作業指示 1 = メタボ健診についての抜粋から、かぎかっこ「」で囲まれた語句をすべて書き出してください。
作業指示 2 = メタボ健診についての抜粋の続きを、最後の文の後から書いてください。

昭和世代の庶民のヒーローと言えば、寅さんこと車寅次郎。『男はつらいよ』の主題歌にある、「目方で男が売れるなら、こんな苦労もかけまいに♪」というフレーズは、泣けます。
2008年4月に導入された「メタボ健診」では、何とも屈辱的なことに、40~75歳の中高年男女は、有無を言わさず“痛くもない腹”を測られることになりました。男であれ女であれ、その価値は体重やウエストの大小では決められません。が、「内臓脂肪に生活習慣病が重なると、多くの病気が起こる」というメタボリックシンドロームの本質を捉え、適切な対処をしなくてはなりません。

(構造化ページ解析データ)
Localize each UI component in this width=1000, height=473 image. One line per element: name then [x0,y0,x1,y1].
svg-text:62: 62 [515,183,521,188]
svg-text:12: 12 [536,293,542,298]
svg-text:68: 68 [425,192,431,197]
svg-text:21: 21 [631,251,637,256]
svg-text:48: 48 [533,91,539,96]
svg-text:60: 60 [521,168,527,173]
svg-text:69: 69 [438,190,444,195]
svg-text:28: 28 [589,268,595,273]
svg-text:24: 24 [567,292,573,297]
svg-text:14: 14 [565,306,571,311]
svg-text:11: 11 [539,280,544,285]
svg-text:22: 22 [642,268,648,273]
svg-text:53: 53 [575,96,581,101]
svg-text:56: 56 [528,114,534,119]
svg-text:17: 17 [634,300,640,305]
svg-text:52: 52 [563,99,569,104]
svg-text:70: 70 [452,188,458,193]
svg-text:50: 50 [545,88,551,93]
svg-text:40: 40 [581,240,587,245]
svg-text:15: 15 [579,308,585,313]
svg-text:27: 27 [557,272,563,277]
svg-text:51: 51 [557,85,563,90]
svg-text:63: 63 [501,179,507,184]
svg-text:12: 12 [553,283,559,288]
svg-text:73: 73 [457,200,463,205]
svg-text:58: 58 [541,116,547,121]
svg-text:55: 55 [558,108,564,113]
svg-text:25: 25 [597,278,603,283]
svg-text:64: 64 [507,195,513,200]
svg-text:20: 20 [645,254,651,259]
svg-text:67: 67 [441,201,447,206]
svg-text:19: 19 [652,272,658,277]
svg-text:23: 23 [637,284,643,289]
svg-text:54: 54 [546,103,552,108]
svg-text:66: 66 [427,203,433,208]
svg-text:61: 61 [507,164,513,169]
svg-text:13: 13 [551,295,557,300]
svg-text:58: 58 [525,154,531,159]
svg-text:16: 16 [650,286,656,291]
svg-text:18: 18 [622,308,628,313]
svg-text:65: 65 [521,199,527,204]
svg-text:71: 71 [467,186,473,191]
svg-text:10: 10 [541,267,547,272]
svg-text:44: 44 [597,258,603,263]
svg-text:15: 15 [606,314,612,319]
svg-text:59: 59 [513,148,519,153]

回答 1 =
「目方で男が売れるなら、こんな苦労もかけまいに♪」
「メタボ健診」
「内臓脂肪に生活習慣病が重なると、多くの病気が起こる」

回答 2 =
メタボやその予備軍であることを指摘されたら、あるいは日頃の運動不足を解消しようと思ったら、最も身近、かつ手軽な運動といえば「ウォーキング」、歩くことだ。日常生活を普通に送っている人であれば、1歩も歩かない日はないだろう。そこへ改めて、「ウォーキングを採り入れてください」と助言されたはいいが、その方法や運動効果については、理解が浅い人も多いかもしれない。
まずは正しい姿勢から
ウォーキングは、全身を使って30分以上続けられる有酸素性運動の中でも代表的なものだ。「1日30分も運動する時間が取れないよ」という人も多いだろうが、毎日でなくてもいいし、10分を3回行う場合と30分を1回行う場合の効果は同じという報告もある。あまり身構えなくても、通勤で1駅分を余分に歩くことができるとしたら、それで運動になるし、持続時間や歩く速度にはあまりこだわらなくてもいい。
ただし、同じ時間をかけるならば、効果を高めたほうがお得だ。慶應義塾大学スポーツ医学総合センター研究員で健康運動指導士の堀澤栞里氏は、「まず大切なのは、正しい姿勢を保つこと」と強調し、その利点を以下のように説明する。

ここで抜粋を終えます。